### Task requirements
Find the word "into" in the listing; pull out each line holding it.

**********

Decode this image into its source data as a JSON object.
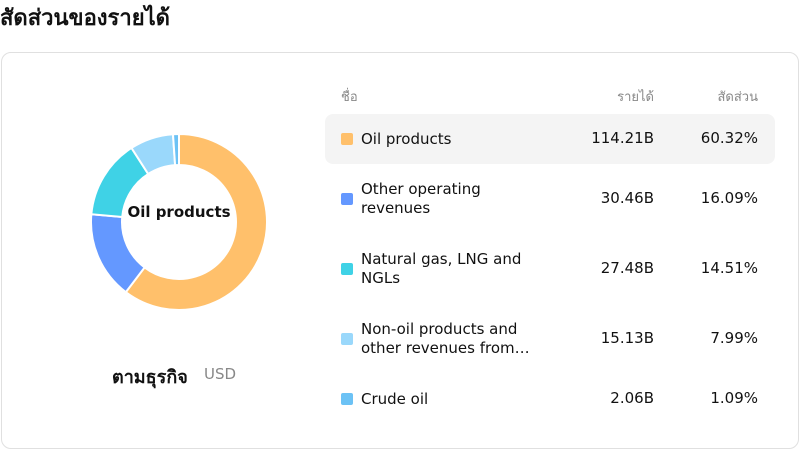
{
  "chart_data": {
    "type": "donut",
    "title": "สัดส่วนของรายได้",
    "subtitle": "ตามธุรกิจ",
    "unit": "USD",
    "columns": [
      "ชื่อ",
      "รายได้",
      "สัดส่วน"
    ],
    "categories": [
      "Oil products",
      "Other operating revenues",
      "Natural gas, LNG and NGLs",
      "Non-oil products and other revenues from…",
      "Crude oil"
    ],
    "colors": [
      "#ffc06b",
      "#6498ff",
      "#3fd2e6",
      "#9ad8fb",
      "#6cc2f5"
    ],
    "values": [
      60.32,
      16.09,
      14.51,
      7.99,
      1.09
    ],
    "value_labels": [
      "60.32%",
      "16.09%",
      "14.51%",
      "7.99%",
      "1.09%"
    ],
    "revenue": {
      "values": [
        114.21,
        30.46,
        27.48,
        15.13,
        2.06
      ],
      "value_labels": [
        "114.21B",
        "30.46B",
        "27.48B",
        "15.13B",
        "2.06B"
      ]
    },
    "highlighted": 0
  }
}
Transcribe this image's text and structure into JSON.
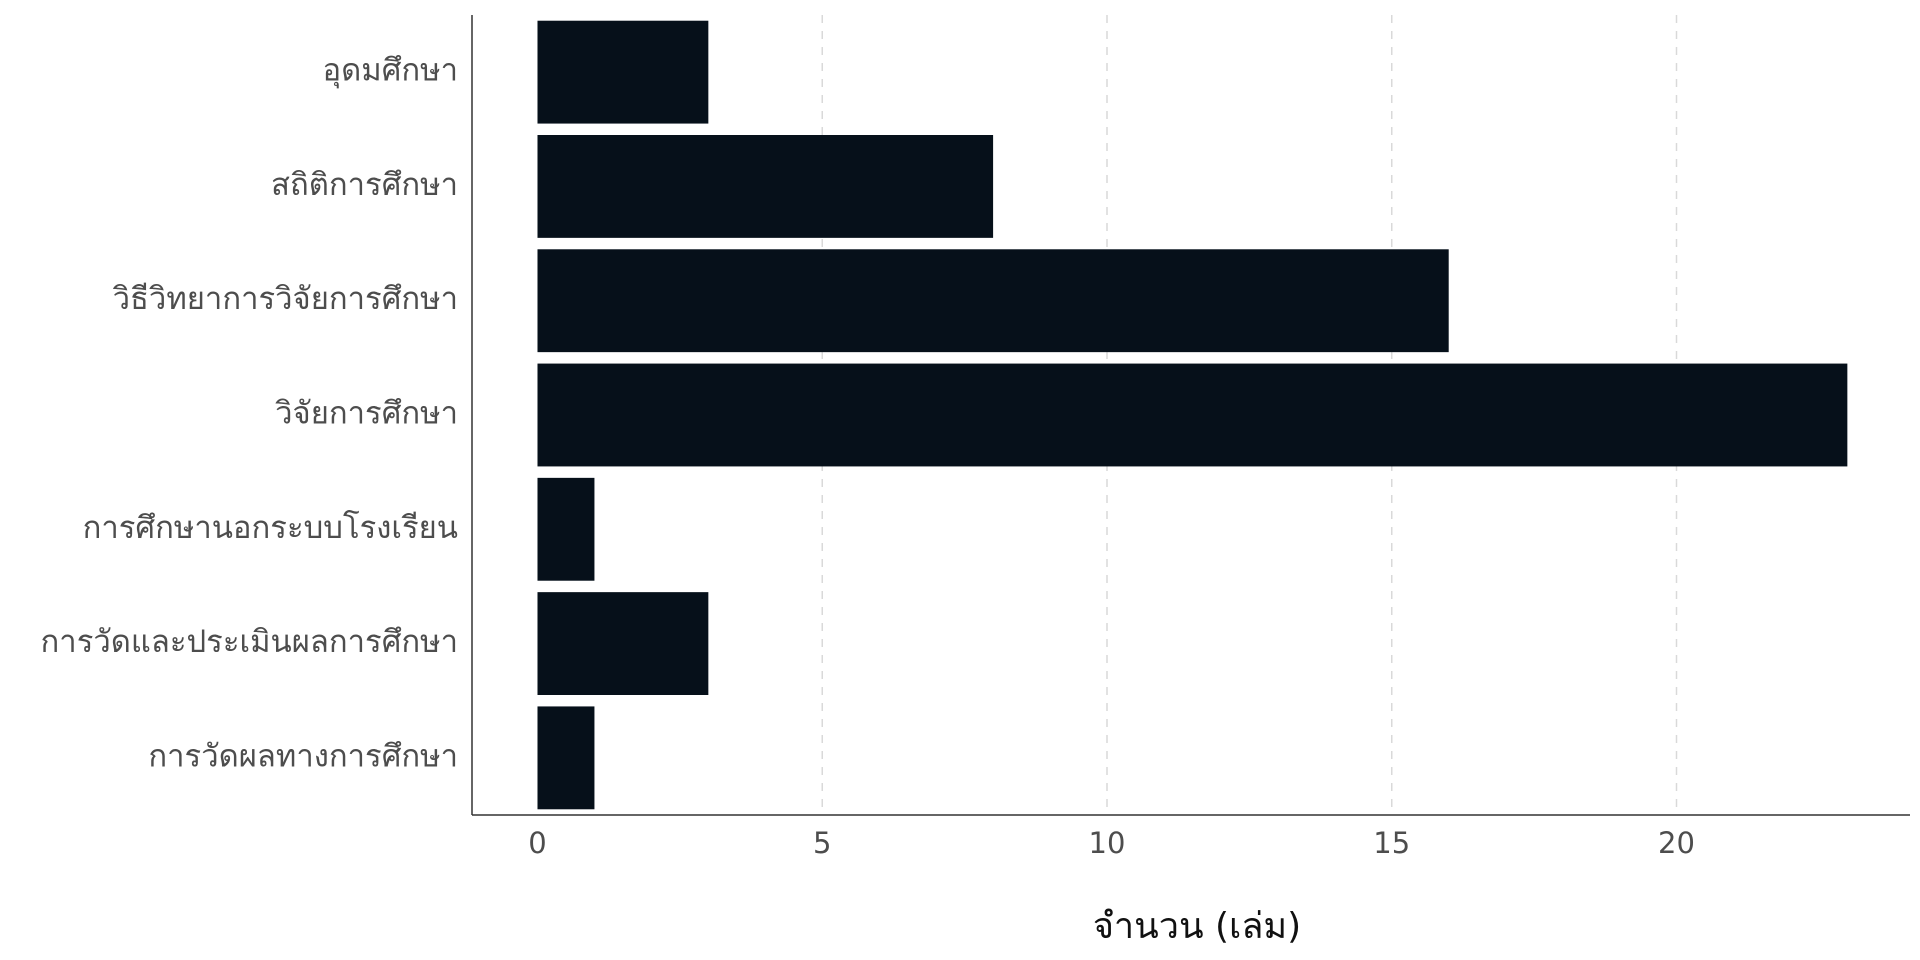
{
  "chart_data": {
    "type": "bar",
    "orientation": "horizontal",
    "categories": [
      "อุดมศึกษา",
      "สถิติการศึกษา",
      "วิธีวิทยาการวิจัยการศึกษา",
      "วิจัยการศึกษา",
      "การศึกษานอกระบบโรงเรียน",
      "การวัดและประเมินผลการศึกษา",
      "การวัดผลทางการศึกษา"
    ],
    "values": [
      3,
      8,
      16,
      23,
      1,
      3,
      1
    ],
    "xlabel": "จำนวน (เล่ม)",
    "ylabel": "",
    "xlim": [
      -1.15,
      24.1
    ],
    "xticks": [
      0,
      5,
      10,
      15,
      20
    ],
    "xtick_labels": [
      "0",
      "5",
      "10",
      "15",
      "20"
    ],
    "grid": "vertical dashed major lines",
    "legend": "none",
    "bar_color": "#06101a"
  }
}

**********

### Complete answer
Decode this image into its source data as a JSON object.
Transcribe this image's text and structure into JSON.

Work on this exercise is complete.